◆ YOUR TASK: Pictures within the data are to be left out; everything else must be reproduced exactly.

━━━ STORED RECORDS ━━━

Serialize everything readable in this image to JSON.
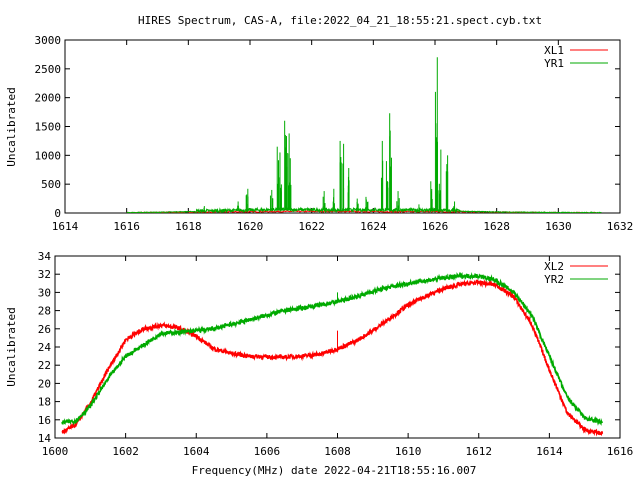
{
  "chart_data": [
    {
      "type": "line",
      "title": "HIRES Spectrum, CAS-A, file:2022_04_21_18:55:21.spect.cyb.txt",
      "xlabel": "",
      "ylabel": "Uncalibrated",
      "xlim": [
        1614,
        1632
      ],
      "ylim": [
        0,
        3000
      ],
      "xticks": [
        1614,
        1616,
        1618,
        1620,
        1622,
        1624,
        1626,
        1628,
        1630,
        1632
      ],
      "yticks": [
        0,
        500,
        1000,
        1500,
        2000,
        2500,
        3000
      ],
      "legend": "top-right",
      "grid": false,
      "series": [
        {
          "name": "XL1",
          "color": "#ff0000",
          "x": [
            1616.0,
            1617.0,
            1618.0,
            1619.0,
            1620.0,
            1621.0,
            1622.0,
            1623.0,
            1624.0,
            1625.0,
            1626.0,
            1627.0,
            1628.0,
            1629.0,
            1630.0,
            1631.4
          ],
          "y": [
            2,
            8,
            14,
            18,
            22,
            26,
            28,
            26,
            24,
            22,
            24,
            20,
            14,
            8,
            4,
            2
          ]
        },
        {
          "name": "YR1",
          "color": "#00aa00",
          "baseline": {
            "x": [
              1616.0,
              1617.0,
              1618.0,
              1619.0,
              1620.0,
              1621.0,
              1622.0,
              1623.0,
              1624.0,
              1625.0,
              1626.0,
              1627.0,
              1628.0,
              1629.0,
              1630.0,
              1631.4
            ],
            "y": [
              5,
              10,
              20,
              30,
              40,
              50,
              45,
              40,
              45,
              40,
              35,
              25,
              15,
              10,
              6,
              4
            ]
          },
          "spikes": [
            [
              1618.5,
              120
            ],
            [
              1619.6,
              200
            ],
            [
              1619.9,
              420
            ],
            [
              1620.7,
              400
            ],
            [
              1620.9,
              1150
            ],
            [
              1621.0,
              1050
            ],
            [
              1621.15,
              1600
            ],
            [
              1621.25,
              1380
            ],
            [
              1621.3,
              950
            ],
            [
              1622.4,
              380
            ],
            [
              1622.7,
              420
            ],
            [
              1622.95,
              1250
            ],
            [
              1623.05,
              1200
            ],
            [
              1623.2,
              780
            ],
            [
              1623.5,
              250
            ],
            [
              1623.8,
              280
            ],
            [
              1624.3,
              1250
            ],
            [
              1624.45,
              900
            ],
            [
              1624.55,
              1730
            ],
            [
              1624.8,
              380
            ],
            [
              1625.5,
              150
            ],
            [
              1625.9,
              550
            ],
            [
              1626.05,
              2700
            ],
            [
              1626.15,
              1100
            ],
            [
              1626.4,
              1000
            ],
            [
              1626.6,
              200
            ]
          ]
        }
      ]
    },
    {
      "type": "line",
      "title": "",
      "xlabel": "Frequency(MHz) date 2022-04-21T18:55:16.007",
      "ylabel": "Uncalibrated",
      "xlim": [
        1600,
        1616
      ],
      "ylim": [
        14,
        34
      ],
      "xticks": [
        1600,
        1602,
        1604,
        1606,
        1608,
        1610,
        1612,
        1614,
        1616
      ],
      "yticks": [
        14,
        16,
        18,
        20,
        22,
        24,
        26,
        28,
        30,
        32,
        34
      ],
      "legend": "top-right",
      "grid": false,
      "series": [
        {
          "name": "XL2",
          "color": "#ff0000",
          "x": [
            1600.2,
            1600.6,
            1601.0,
            1601.5,
            1602.0,
            1602.5,
            1603.0,
            1603.5,
            1604.0,
            1604.5,
            1605.0,
            1605.5,
            1606.0,
            1606.5,
            1607.0,
            1607.5,
            1608.0,
            1608.5,
            1609.0,
            1609.5,
            1610.0,
            1610.5,
            1611.0,
            1611.5,
            1612.0,
            1612.5,
            1613.0,
            1613.5,
            1614.0,
            1614.5,
            1615.0,
            1615.5
          ],
          "y": [
            14.6,
            15.5,
            17.8,
            21.5,
            24.8,
            26.0,
            26.4,
            26.1,
            25.2,
            23.8,
            23.3,
            23.0,
            22.9,
            22.9,
            23.0,
            23.2,
            23.8,
            24.6,
            25.8,
            27.2,
            28.6,
            29.6,
            30.4,
            30.9,
            31.1,
            30.8,
            29.5,
            26.5,
            21.5,
            16.8,
            14.9,
            14.5
          ],
          "spike": [
            1608.0,
            25.8
          ]
        },
        {
          "name": "YR2",
          "color": "#00aa00",
          "x": [
            1600.2,
            1600.6,
            1601.0,
            1601.5,
            1602.0,
            1602.5,
            1603.0,
            1603.5,
            1604.0,
            1604.5,
            1605.0,
            1605.5,
            1606.0,
            1606.5,
            1607.0,
            1607.5,
            1608.0,
            1608.5,
            1609.0,
            1609.5,
            1610.0,
            1610.5,
            1611.0,
            1611.5,
            1612.0,
            1612.5,
            1613.0,
            1613.5,
            1614.0,
            1614.5,
            1615.0,
            1615.5
          ],
          "y": [
            15.7,
            15.9,
            17.5,
            20.5,
            23.0,
            24.2,
            25.5,
            25.6,
            25.8,
            26.0,
            26.5,
            27.0,
            27.5,
            28.0,
            28.3,
            28.6,
            29.0,
            29.5,
            30.1,
            30.6,
            31.0,
            31.3,
            31.6,
            31.8,
            31.8,
            31.3,
            30.0,
            27.5,
            23.0,
            18.5,
            16.2,
            15.7
          ],
          "spike": [
            1608.0,
            30.0
          ]
        }
      ]
    }
  ]
}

━━━

◆ RESULT OF THIS EXERCISE:
Serialize everything readable in this image to JSON.
{
  "chart_data": [
    {
      "type": "line",
      "title": "HIRES Spectrum, CAS-A, file:2022_04_21_18:55:21.spect.cyb.txt",
      "xlabel": "",
      "ylabel": "Uncalibrated",
      "xlim": [
        1614,
        1632
      ],
      "ylim": [
        0,
        3000
      ],
      "xticks": [
        1614,
        1616,
        1618,
        1620,
        1622,
        1624,
        1626,
        1628,
        1630,
        1632
      ],
      "yticks": [
        0,
        500,
        1000,
        1500,
        2000,
        2500,
        3000
      ],
      "legend": "top-right",
      "grid": false,
      "series": [
        {
          "name": "XL1",
          "color": "#ff0000",
          "x": [
            1616.0,
            1617.0,
            1618.0,
            1619.0,
            1620.0,
            1621.0,
            1622.0,
            1623.0,
            1624.0,
            1625.0,
            1626.0,
            1627.0,
            1628.0,
            1629.0,
            1630.0,
            1631.4
          ],
          "y": [
            2,
            8,
            14,
            18,
            22,
            26,
            28,
            26,
            24,
            22,
            24,
            20,
            14,
            8,
            4,
            2
          ]
        },
        {
          "name": "YR1",
          "color": "#00aa00",
          "baseline": {
            "x": [
              1616.0,
              1617.0,
              1618.0,
              1619.0,
              1620.0,
              1621.0,
              1622.0,
              1623.0,
              1624.0,
              1625.0,
              1626.0,
              1627.0,
              1628.0,
              1629.0,
              1630.0,
              1631.4
            ],
            "y": [
              5,
              10,
              20,
              30,
              40,
              50,
              45,
              40,
              45,
              40,
              35,
              25,
              15,
              10,
              6,
              4
            ]
          },
          "spikes": [
            [
              1618.5,
              120
            ],
            [
              1619.6,
              200
            ],
            [
              1619.9,
              420
            ],
            [
              1620.7,
              400
            ],
            [
              1620.9,
              1150
            ],
            [
              1621.0,
              1050
            ],
            [
              1621.15,
              1600
            ],
            [
              1621.25,
              1380
            ],
            [
              1621.3,
              950
            ],
            [
              1622.4,
              380
            ],
            [
              1622.7,
              420
            ],
            [
              1622.95,
              1250
            ],
            [
              1623.05,
              1200
            ],
            [
              1623.2,
              780
            ],
            [
              1623.5,
              250
            ],
            [
              1623.8,
              280
            ],
            [
              1624.3,
              1250
            ],
            [
              1624.45,
              900
            ],
            [
              1624.55,
              1730
            ],
            [
              1624.8,
              380
            ],
            [
              1625.5,
              150
            ],
            [
              1625.9,
              550
            ],
            [
              1626.05,
              2700
            ],
            [
              1626.15,
              1100
            ],
            [
              1626.4,
              1000
            ],
            [
              1626.6,
              200
            ]
          ]
        }
      ]
    },
    {
      "type": "line",
      "title": "",
      "xlabel": "Frequency(MHz) date 2022-04-21T18:55:16.007",
      "ylabel": "Uncalibrated",
      "xlim": [
        1600,
        1616
      ],
      "ylim": [
        14,
        34
      ],
      "xticks": [
        1600,
        1602,
        1604,
        1606,
        1608,
        1610,
        1612,
        1614,
        1616
      ],
      "yticks": [
        14,
        16,
        18,
        20,
        22,
        24,
        26,
        28,
        30,
        32,
        34
      ],
      "legend": "top-right",
      "grid": false,
      "series": [
        {
          "name": "XL2",
          "color": "#ff0000",
          "x": [
            1600.2,
            1600.6,
            1601.0,
            1601.5,
            1602.0,
            1602.5,
            1603.0,
            1603.5,
            1604.0,
            1604.5,
            1605.0,
            1605.5,
            1606.0,
            1606.5,
            1607.0,
            1607.5,
            1608.0,
            1608.5,
            1609.0,
            1609.5,
            1610.0,
            1610.5,
            1611.0,
            1611.5,
            1612.0,
            1612.5,
            1613.0,
            1613.5,
            1614.0,
            1614.5,
            1615.0,
            1615.5
          ],
          "y": [
            14.6,
            15.5,
            17.8,
            21.5,
            24.8,
            26.0,
            26.4,
            26.1,
            25.2,
            23.8,
            23.3,
            23.0,
            22.9,
            22.9,
            23.0,
            23.2,
            23.8,
            24.6,
            25.8,
            27.2,
            28.6,
            29.6,
            30.4,
            30.9,
            31.1,
            30.8,
            29.5,
            26.5,
            21.5,
            16.8,
            14.9,
            14.5
          ],
          "spike": [
            1608.0,
            25.8
          ]
        },
        {
          "name": "YR2",
          "color": "#00aa00",
          "x": [
            1600.2,
            1600.6,
            1601.0,
            1601.5,
            1602.0,
            1602.5,
            1603.0,
            1603.5,
            1604.0,
            1604.5,
            1605.0,
            1605.5,
            1606.0,
            1606.5,
            1607.0,
            1607.5,
            1608.0,
            1608.5,
            1609.0,
            1609.5,
            1610.0,
            1610.5,
            1611.0,
            1611.5,
            1612.0,
            1612.5,
            1613.0,
            1613.5,
            1614.0,
            1614.5,
            1615.0,
            1615.5
          ],
          "y": [
            15.7,
            15.9,
            17.5,
            20.5,
            23.0,
            24.2,
            25.5,
            25.6,
            25.8,
            26.0,
            26.5,
            27.0,
            27.5,
            28.0,
            28.3,
            28.6,
            29.0,
            29.5,
            30.1,
            30.6,
            31.0,
            31.3,
            31.6,
            31.8,
            31.8,
            31.3,
            30.0,
            27.5,
            23.0,
            18.5,
            16.2,
            15.7
          ],
          "spike": [
            1608.0,
            30.0
          ]
        }
      ]
    }
  ]
}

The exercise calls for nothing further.